------ DATA PROVIDED

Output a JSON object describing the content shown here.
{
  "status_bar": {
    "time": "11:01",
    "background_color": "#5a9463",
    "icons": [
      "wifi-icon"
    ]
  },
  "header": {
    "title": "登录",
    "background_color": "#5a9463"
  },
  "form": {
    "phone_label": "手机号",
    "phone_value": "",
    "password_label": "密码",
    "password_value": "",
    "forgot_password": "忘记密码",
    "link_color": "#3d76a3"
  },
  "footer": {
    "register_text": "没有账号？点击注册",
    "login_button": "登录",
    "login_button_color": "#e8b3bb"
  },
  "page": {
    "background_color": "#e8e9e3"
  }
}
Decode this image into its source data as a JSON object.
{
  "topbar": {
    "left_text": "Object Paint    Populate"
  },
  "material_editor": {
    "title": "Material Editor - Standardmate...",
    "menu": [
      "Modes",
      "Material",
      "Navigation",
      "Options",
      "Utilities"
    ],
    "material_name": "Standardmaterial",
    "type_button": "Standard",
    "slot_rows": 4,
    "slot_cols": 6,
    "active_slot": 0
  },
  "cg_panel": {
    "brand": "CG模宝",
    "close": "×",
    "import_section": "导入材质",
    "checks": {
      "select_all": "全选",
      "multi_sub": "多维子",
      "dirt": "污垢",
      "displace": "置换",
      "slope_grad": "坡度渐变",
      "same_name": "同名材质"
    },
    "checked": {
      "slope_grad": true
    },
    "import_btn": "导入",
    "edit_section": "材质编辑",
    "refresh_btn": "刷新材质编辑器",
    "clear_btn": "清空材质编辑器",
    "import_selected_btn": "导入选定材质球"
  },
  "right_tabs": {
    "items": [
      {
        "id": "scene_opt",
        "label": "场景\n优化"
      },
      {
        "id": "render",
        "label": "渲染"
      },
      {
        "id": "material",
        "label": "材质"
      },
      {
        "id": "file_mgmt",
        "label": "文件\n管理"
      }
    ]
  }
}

------------

__THE EXERCISE__
Take the lines above from the one holding "Decode this image" to the last and output them exactly.

__RESULT OF THE EXERCISE__
Decode this image into its source data as a JSON object.
{
  "topbar": {
    "left_text": "Object Paint    Populate"
  },
  "material_editor": {
    "title": "Material Editor - Standardmate...",
    "menu": [
      "Modes",
      "Material",
      "Navigation",
      "Options",
      "Utilities"
    ],
    "material_name": "Standardmaterial",
    "type_button": "Standard",
    "slot_rows": 4,
    "slot_cols": 6,
    "active_slot": 0
  },
  "cg_panel": {
    "brand": "CG模宝",
    "close": "×",
    "import_section": "导入材质",
    "checks": {
      "select_all": "全选",
      "multi_sub": "多维子",
      "dirt": "污垢",
      "displace": "置换",
      "slope_grad": "坡度渐变",
      "same_name": "同名材质"
    },
    "checked": {
      "slope_grad": true
    },
    "import_btn": "导入",
    "edit_section": "材质编辑",
    "refresh_btn": "刷新材质编辑器",
    "clear_btn": "清空材质编辑器",
    "import_selected_btn": "导入选定材质球"
  },
  "right_tabs": {
    "items": [
      {
        "id": "scene_opt",
        "label": "场景\n优化"
      },
      {
        "id": "render",
        "label": "渲染"
      },
      {
        "id": "material",
        "label": "材质"
      },
      {
        "id": "file_mgmt",
        "label": "文件\n管理"
      }
    ]
  }
}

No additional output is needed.